Data listing
-- begin --

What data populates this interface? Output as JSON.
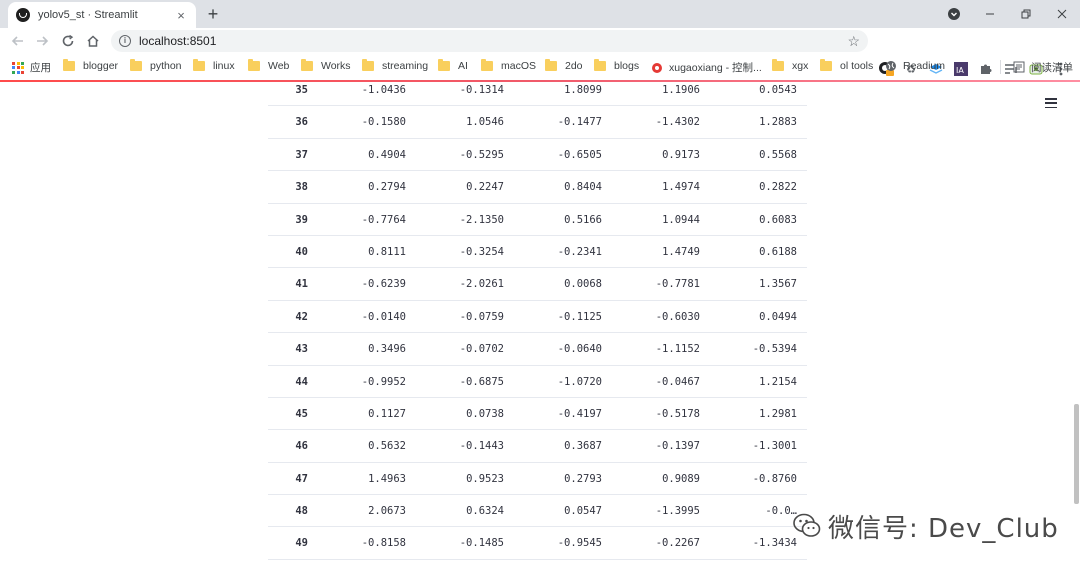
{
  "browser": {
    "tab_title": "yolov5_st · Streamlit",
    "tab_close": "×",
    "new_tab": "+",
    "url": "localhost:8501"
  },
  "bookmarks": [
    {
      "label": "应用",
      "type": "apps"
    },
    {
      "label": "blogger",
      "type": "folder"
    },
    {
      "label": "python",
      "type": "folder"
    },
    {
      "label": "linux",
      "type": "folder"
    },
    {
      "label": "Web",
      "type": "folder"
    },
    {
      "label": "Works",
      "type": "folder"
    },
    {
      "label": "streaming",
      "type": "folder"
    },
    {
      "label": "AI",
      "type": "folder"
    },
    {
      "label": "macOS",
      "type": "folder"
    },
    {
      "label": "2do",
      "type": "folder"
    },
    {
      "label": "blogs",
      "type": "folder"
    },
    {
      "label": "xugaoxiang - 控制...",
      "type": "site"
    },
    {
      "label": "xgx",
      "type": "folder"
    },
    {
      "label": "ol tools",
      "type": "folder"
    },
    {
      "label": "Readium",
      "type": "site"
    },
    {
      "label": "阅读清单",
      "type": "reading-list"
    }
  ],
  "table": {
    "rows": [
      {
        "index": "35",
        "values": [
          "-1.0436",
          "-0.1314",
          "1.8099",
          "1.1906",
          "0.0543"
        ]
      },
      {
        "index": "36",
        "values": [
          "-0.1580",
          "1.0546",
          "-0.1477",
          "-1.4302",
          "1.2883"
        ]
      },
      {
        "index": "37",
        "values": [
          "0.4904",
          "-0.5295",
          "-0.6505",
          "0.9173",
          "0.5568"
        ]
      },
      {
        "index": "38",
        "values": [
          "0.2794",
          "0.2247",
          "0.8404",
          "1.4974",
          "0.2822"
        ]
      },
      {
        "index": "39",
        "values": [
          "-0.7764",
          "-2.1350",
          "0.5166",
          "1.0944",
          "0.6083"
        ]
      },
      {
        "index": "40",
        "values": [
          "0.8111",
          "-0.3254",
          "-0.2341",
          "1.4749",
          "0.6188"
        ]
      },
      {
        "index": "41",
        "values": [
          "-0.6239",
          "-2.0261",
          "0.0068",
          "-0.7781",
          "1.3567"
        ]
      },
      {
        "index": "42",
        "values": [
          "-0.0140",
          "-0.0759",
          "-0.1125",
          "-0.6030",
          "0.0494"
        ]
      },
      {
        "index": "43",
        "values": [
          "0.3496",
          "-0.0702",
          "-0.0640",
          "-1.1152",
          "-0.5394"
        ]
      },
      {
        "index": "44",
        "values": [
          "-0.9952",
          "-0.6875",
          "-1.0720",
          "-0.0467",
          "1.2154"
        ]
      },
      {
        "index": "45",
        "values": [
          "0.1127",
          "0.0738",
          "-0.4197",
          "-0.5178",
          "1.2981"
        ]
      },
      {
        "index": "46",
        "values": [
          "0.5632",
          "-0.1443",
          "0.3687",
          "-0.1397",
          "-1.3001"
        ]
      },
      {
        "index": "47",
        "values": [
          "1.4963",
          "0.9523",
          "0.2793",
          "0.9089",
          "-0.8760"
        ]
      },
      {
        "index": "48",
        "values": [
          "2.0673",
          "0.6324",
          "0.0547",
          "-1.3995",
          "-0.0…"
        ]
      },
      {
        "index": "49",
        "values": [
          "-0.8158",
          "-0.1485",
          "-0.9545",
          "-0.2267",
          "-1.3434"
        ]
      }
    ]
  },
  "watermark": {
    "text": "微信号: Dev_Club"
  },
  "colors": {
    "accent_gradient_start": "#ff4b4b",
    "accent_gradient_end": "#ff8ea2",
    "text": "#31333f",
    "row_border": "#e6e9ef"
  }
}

-- end --

▶ [What is required]:
Every entry must be reproduced exactly, with the images left out.

▶ [Exercise answer]:
What data populates this interface? Output as JSON.
{
  "browser": {
    "tab_title": "yolov5_st · Streamlit",
    "tab_close": "×",
    "new_tab": "+",
    "url": "localhost:8501"
  },
  "bookmarks": [
    {
      "label": "应用",
      "type": "apps"
    },
    {
      "label": "blogger",
      "type": "folder"
    },
    {
      "label": "python",
      "type": "folder"
    },
    {
      "label": "linux",
      "type": "folder"
    },
    {
      "label": "Web",
      "type": "folder"
    },
    {
      "label": "Works",
      "type": "folder"
    },
    {
      "label": "streaming",
      "type": "folder"
    },
    {
      "label": "AI",
      "type": "folder"
    },
    {
      "label": "macOS",
      "type": "folder"
    },
    {
      "label": "2do",
      "type": "folder"
    },
    {
      "label": "blogs",
      "type": "folder"
    },
    {
      "label": "xugaoxiang - 控制...",
      "type": "site"
    },
    {
      "label": "xgx",
      "type": "folder"
    },
    {
      "label": "ol tools",
      "type": "folder"
    },
    {
      "label": "Readium",
      "type": "site"
    },
    {
      "label": "阅读清单",
      "type": "reading-list"
    }
  ],
  "table": {
    "rows": [
      {
        "index": "35",
        "values": [
          "-1.0436",
          "-0.1314",
          "1.8099",
          "1.1906",
          "0.0543"
        ]
      },
      {
        "index": "36",
        "values": [
          "-0.1580",
          "1.0546",
          "-0.1477",
          "-1.4302",
          "1.2883"
        ]
      },
      {
        "index": "37",
        "values": [
          "0.4904",
          "-0.5295",
          "-0.6505",
          "0.9173",
          "0.5568"
        ]
      },
      {
        "index": "38",
        "values": [
          "0.2794",
          "0.2247",
          "0.8404",
          "1.4974",
          "0.2822"
        ]
      },
      {
        "index": "39",
        "values": [
          "-0.7764",
          "-2.1350",
          "0.5166",
          "1.0944",
          "0.6083"
        ]
      },
      {
        "index": "40",
        "values": [
          "0.8111",
          "-0.3254",
          "-0.2341",
          "1.4749",
          "0.6188"
        ]
      },
      {
        "index": "41",
        "values": [
          "-0.6239",
          "-2.0261",
          "0.0068",
          "-0.7781",
          "1.3567"
        ]
      },
      {
        "index": "42",
        "values": [
          "-0.0140",
          "-0.0759",
          "-0.1125",
          "-0.6030",
          "0.0494"
        ]
      },
      {
        "index": "43",
        "values": [
          "0.3496",
          "-0.0702",
          "-0.0640",
          "-1.1152",
          "-0.5394"
        ]
      },
      {
        "index": "44",
        "values": [
          "-0.9952",
          "-0.6875",
          "-1.0720",
          "-0.0467",
          "1.2154"
        ]
      },
      {
        "index": "45",
        "values": [
          "0.1127",
          "0.0738",
          "-0.4197",
          "-0.5178",
          "1.2981"
        ]
      },
      {
        "index": "46",
        "values": [
          "0.5632",
          "-0.1443",
          "0.3687",
          "-0.1397",
          "-1.3001"
        ]
      },
      {
        "index": "47",
        "values": [
          "1.4963",
          "0.9523",
          "0.2793",
          "0.9089",
          "-0.8760"
        ]
      },
      {
        "index": "48",
        "values": [
          "2.0673",
          "0.6324",
          "0.0547",
          "-1.3995",
          "-0.0…"
        ]
      },
      {
        "index": "49",
        "values": [
          "-0.8158",
          "-0.1485",
          "-0.9545",
          "-0.2267",
          "-1.3434"
        ]
      }
    ]
  },
  "watermark": {
    "text": "微信号: Dev_Club"
  },
  "colors": {
    "accent_gradient_start": "#ff4b4b",
    "accent_gradient_end": "#ff8ea2",
    "text": "#31333f",
    "row_border": "#e6e9ef"
  }
}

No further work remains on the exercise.